◆ AIM OF THE TASK ◆
In the following material, identify every line holding the string "Скачайте" and return it.

[Stored items]
□ □ □

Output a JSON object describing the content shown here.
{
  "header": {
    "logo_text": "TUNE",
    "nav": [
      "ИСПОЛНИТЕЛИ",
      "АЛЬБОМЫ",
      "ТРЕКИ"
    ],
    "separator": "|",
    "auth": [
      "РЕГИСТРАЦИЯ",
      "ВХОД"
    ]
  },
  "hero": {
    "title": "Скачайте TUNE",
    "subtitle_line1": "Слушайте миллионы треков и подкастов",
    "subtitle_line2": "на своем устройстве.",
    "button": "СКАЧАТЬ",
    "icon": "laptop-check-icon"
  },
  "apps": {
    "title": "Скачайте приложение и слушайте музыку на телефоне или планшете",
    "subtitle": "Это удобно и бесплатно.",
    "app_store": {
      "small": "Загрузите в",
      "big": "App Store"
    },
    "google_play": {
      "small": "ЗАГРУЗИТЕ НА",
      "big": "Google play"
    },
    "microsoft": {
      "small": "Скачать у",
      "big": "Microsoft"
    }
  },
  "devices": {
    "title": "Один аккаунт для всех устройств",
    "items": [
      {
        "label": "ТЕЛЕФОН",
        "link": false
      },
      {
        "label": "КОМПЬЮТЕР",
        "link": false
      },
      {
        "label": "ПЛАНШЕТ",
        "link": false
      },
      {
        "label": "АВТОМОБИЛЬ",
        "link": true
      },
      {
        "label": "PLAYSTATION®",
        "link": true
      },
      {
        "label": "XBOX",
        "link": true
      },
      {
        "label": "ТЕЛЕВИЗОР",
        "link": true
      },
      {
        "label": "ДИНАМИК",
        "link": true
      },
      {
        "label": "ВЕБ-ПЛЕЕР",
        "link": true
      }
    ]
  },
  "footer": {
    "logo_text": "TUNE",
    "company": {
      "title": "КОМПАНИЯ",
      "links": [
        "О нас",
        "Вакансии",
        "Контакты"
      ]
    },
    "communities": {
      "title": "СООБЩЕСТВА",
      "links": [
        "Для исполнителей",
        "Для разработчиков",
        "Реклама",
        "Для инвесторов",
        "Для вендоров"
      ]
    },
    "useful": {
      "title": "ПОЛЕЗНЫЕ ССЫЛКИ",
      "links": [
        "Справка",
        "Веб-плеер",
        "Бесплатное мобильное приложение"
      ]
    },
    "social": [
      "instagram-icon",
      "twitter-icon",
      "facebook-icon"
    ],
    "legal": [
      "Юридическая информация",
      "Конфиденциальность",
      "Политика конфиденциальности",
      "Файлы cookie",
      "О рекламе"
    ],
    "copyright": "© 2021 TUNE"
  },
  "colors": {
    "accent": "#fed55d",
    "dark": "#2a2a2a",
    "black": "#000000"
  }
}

□ □ □

◆ ANSWER TO THIS TASK ◆
    "title": "Скачайте TUNE",
    "title": "Скачайте приложение и слушайте музыку на телефоне или планшете",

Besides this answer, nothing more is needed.